* WHAT NEEDS TO BE DONE
Look through the data for the string "structured". Copy every line where it is found.
------ SUPPLIED MATERIAL ------
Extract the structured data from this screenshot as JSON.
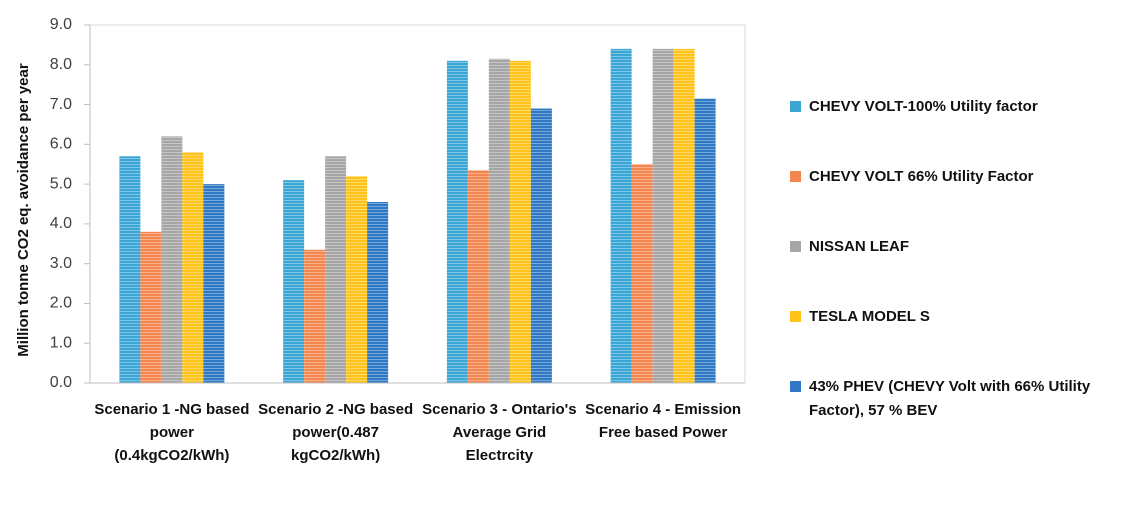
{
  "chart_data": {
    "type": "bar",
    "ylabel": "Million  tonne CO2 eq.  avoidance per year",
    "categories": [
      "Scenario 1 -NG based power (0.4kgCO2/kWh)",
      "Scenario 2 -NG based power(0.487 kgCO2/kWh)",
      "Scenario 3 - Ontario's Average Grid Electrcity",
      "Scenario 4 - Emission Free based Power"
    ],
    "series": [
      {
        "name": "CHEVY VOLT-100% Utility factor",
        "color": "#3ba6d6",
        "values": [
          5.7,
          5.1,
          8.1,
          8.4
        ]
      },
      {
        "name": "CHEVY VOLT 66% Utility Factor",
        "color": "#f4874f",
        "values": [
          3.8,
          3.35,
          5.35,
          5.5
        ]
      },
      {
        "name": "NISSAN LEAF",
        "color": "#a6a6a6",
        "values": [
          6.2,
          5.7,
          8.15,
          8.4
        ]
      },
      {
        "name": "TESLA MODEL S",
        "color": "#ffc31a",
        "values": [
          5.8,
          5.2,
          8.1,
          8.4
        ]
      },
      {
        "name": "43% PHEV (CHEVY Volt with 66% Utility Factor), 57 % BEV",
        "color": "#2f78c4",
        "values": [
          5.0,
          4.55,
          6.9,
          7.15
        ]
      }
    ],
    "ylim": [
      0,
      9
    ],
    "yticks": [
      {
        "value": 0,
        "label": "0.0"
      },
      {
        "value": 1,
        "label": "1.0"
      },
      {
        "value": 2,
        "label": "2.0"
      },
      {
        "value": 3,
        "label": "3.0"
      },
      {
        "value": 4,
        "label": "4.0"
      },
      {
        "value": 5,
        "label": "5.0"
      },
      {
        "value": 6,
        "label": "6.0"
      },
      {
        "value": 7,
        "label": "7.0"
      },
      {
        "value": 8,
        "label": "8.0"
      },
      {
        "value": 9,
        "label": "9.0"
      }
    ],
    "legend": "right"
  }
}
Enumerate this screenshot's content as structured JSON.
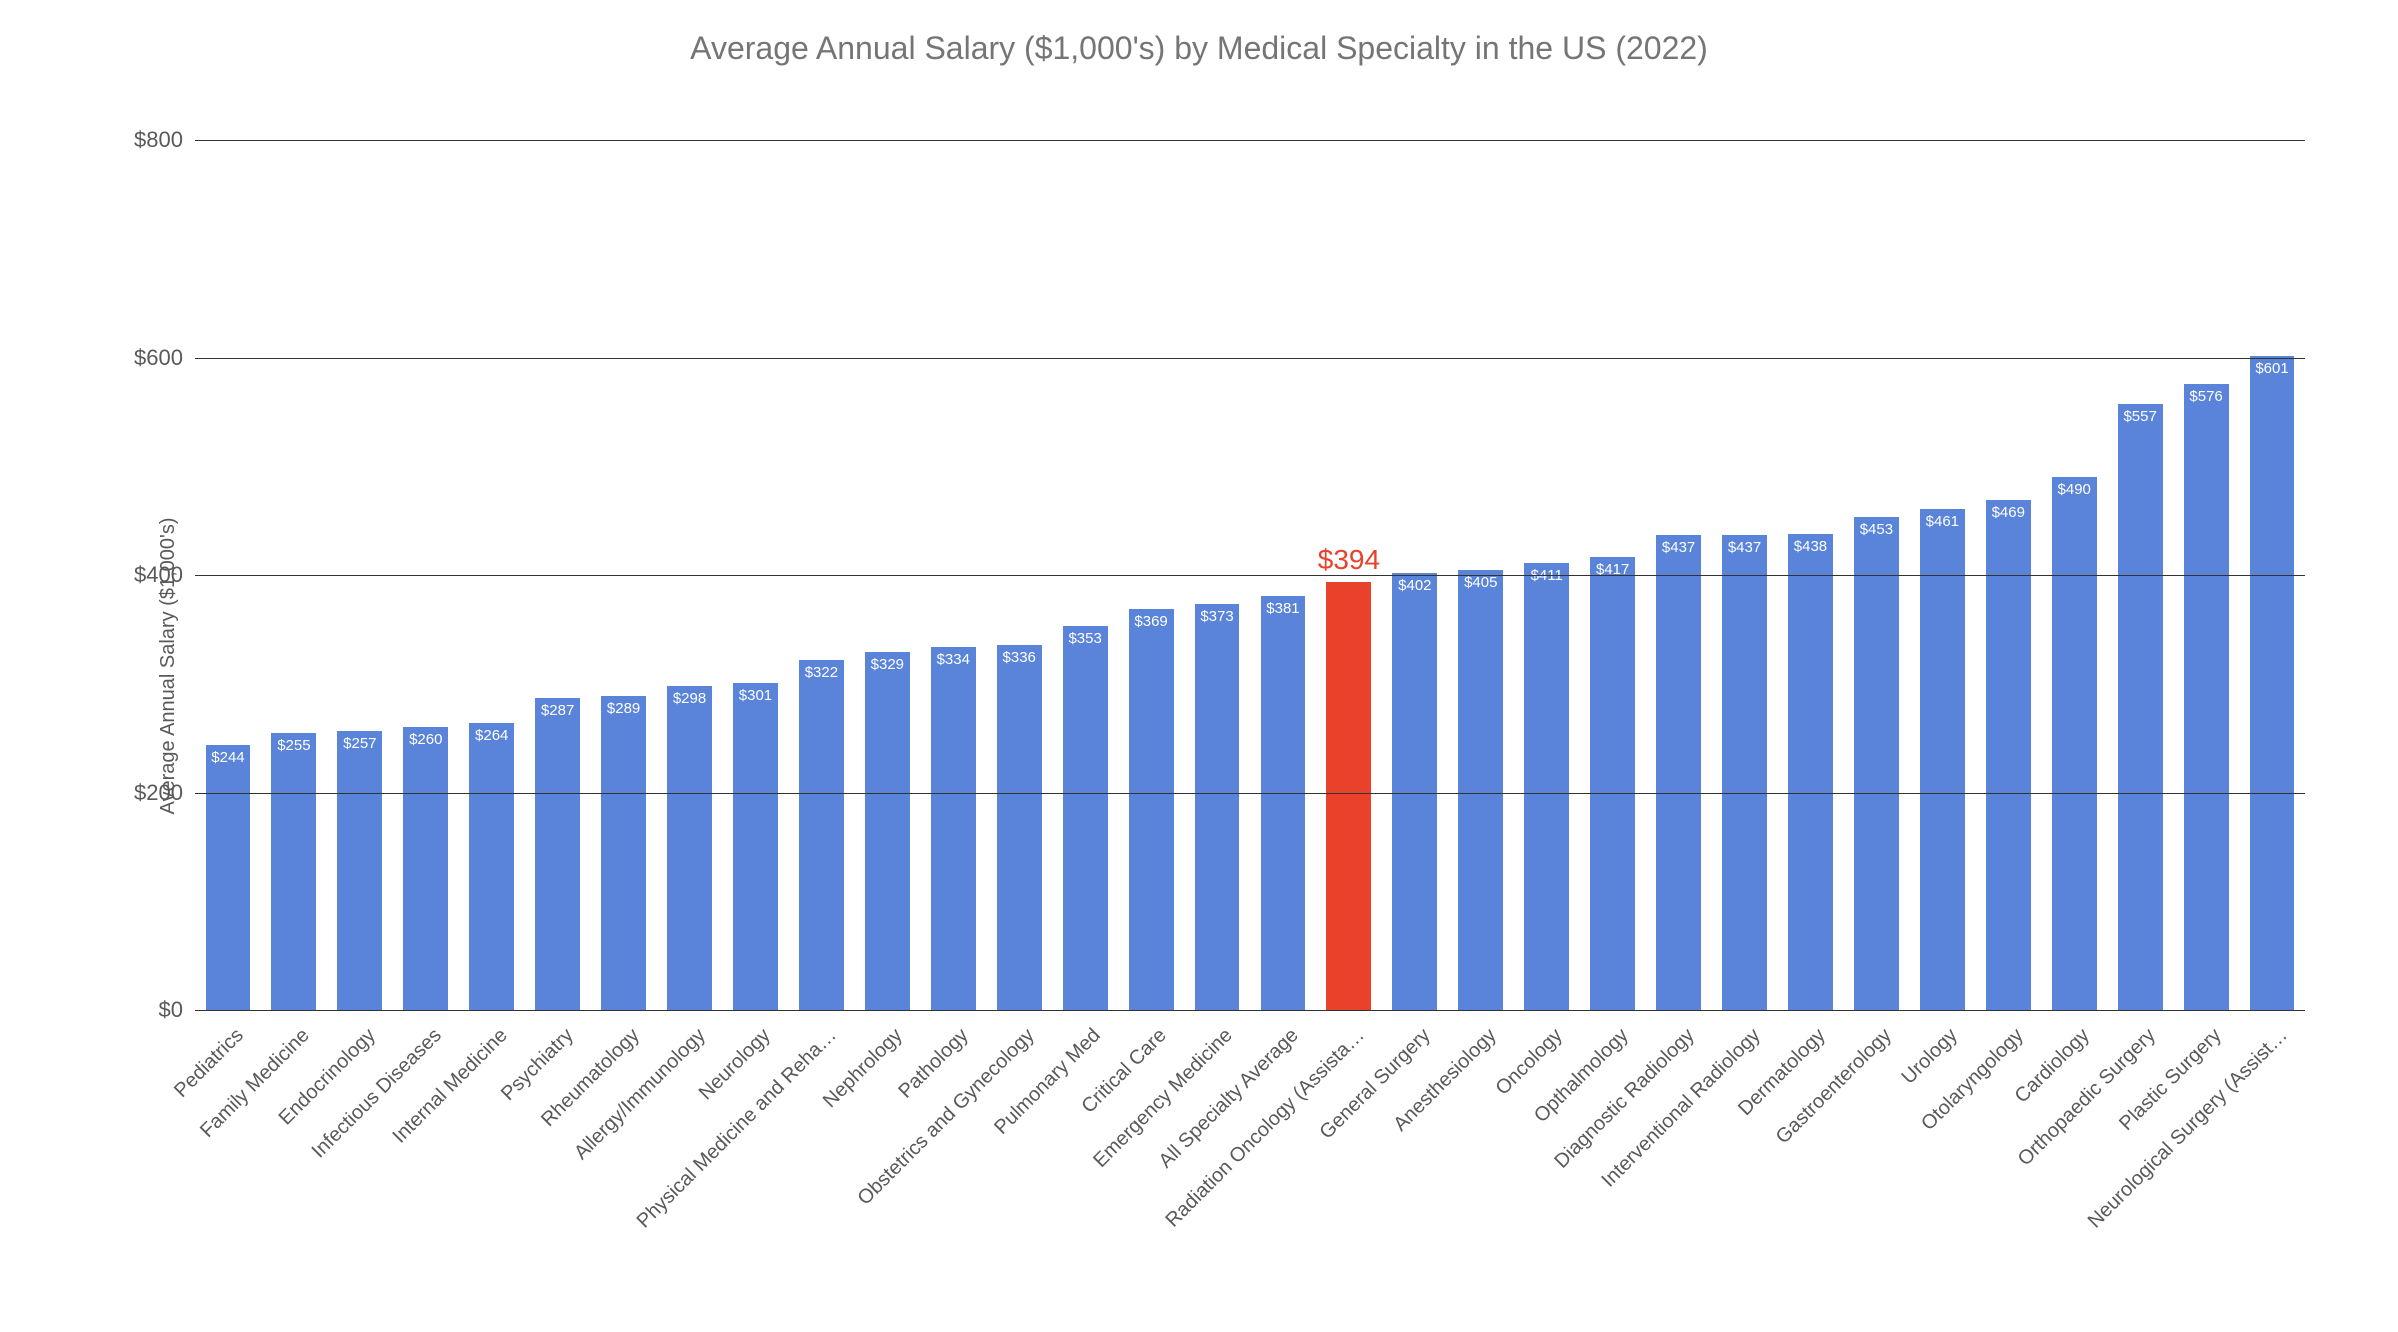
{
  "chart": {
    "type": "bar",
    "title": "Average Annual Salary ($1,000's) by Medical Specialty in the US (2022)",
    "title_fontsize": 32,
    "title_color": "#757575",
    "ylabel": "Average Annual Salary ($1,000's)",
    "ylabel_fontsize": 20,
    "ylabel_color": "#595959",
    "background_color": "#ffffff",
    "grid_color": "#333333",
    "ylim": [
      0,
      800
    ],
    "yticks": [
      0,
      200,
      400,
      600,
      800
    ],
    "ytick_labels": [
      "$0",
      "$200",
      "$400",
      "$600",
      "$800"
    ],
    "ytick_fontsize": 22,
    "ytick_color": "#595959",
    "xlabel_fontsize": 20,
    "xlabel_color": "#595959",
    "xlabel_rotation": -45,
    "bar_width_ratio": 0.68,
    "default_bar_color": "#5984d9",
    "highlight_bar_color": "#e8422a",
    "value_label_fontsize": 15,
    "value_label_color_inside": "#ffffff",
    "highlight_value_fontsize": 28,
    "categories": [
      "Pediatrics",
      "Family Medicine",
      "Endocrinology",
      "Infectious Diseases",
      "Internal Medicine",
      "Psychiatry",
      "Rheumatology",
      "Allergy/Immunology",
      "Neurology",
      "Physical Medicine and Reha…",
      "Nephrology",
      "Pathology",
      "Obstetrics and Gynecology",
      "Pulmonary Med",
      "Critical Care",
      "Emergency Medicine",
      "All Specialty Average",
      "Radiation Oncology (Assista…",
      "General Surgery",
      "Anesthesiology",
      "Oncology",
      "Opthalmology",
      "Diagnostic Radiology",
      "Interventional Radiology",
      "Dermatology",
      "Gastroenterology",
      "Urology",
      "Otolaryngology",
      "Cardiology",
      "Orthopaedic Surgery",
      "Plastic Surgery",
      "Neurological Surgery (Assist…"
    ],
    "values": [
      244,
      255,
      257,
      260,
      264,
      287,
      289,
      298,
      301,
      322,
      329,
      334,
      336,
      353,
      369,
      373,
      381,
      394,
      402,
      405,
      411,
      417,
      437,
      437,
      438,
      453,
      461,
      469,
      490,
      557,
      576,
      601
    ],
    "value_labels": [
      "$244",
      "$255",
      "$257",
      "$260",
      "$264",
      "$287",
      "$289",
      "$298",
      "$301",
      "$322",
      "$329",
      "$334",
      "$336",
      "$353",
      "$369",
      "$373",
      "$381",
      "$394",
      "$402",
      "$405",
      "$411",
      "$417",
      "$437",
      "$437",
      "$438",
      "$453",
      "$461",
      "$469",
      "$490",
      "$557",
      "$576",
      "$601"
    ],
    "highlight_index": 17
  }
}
------
------ SUPPLIED MATERIAL ------
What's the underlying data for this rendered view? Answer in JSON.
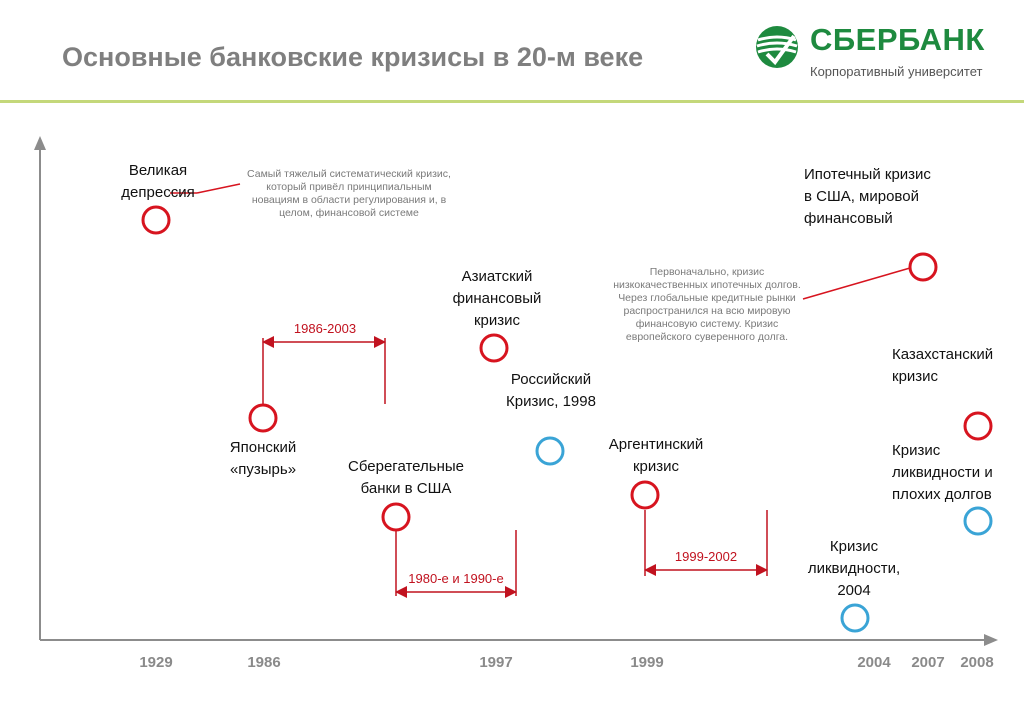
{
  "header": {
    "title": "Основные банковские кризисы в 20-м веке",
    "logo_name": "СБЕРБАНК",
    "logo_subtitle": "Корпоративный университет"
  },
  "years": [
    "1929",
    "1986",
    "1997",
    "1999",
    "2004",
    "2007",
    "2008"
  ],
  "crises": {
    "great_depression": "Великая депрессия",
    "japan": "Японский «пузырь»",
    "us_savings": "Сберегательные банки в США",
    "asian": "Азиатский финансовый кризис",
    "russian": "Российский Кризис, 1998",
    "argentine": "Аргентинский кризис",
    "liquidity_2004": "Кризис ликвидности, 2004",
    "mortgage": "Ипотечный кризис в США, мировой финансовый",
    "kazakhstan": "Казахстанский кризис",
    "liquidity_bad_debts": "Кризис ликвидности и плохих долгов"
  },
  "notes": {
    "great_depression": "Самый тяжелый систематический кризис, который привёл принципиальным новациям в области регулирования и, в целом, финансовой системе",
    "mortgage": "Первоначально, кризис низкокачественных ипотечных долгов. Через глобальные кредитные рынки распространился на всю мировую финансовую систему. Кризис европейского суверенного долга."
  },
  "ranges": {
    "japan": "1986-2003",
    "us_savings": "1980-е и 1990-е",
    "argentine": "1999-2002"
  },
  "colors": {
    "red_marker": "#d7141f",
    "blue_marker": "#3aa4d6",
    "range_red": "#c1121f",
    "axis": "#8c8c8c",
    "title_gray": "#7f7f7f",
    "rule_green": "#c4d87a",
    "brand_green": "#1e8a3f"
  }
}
------
* SOLUTION FOR THIS EXERCISE
Extract the structured data from this screenshot as JSON.
Enumerate this screenshot's content as structured JSON.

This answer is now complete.